START AVAILABLE RECORDS
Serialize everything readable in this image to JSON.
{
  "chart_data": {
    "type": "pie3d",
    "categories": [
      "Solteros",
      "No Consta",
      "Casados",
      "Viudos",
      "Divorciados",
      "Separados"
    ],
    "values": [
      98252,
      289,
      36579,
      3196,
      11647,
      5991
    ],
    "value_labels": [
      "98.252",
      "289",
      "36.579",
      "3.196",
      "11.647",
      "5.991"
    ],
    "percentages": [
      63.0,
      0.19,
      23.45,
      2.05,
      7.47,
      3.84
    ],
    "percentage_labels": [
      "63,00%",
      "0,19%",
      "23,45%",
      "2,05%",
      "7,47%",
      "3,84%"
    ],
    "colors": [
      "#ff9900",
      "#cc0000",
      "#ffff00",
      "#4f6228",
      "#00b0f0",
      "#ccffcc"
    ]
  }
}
END AVAILABLE RECORDS
SHORT TASK:
Your task is to retype all the records above with nothing left out.

EXPECTED ANSWER:
Serialize everything readable in this image to JSON.
{
  "chart_data": {
    "type": "pie3d",
    "categories": [
      "Solteros",
      "No Consta",
      "Casados",
      "Viudos",
      "Divorciados",
      "Separados"
    ],
    "values": [
      98252,
      289,
      36579,
      3196,
      11647,
      5991
    ],
    "value_labels": [
      "98.252",
      "289",
      "36.579",
      "3.196",
      "11.647",
      "5.991"
    ],
    "percentages": [
      63.0,
      0.19,
      23.45,
      2.05,
      7.47,
      3.84
    ],
    "percentage_labels": [
      "63,00%",
      "0,19%",
      "23,45%",
      "2,05%",
      "7,47%",
      "3,84%"
    ],
    "colors": [
      "#ff9900",
      "#cc0000",
      "#ffff00",
      "#4f6228",
      "#00b0f0",
      "#ccffcc"
    ]
  }
}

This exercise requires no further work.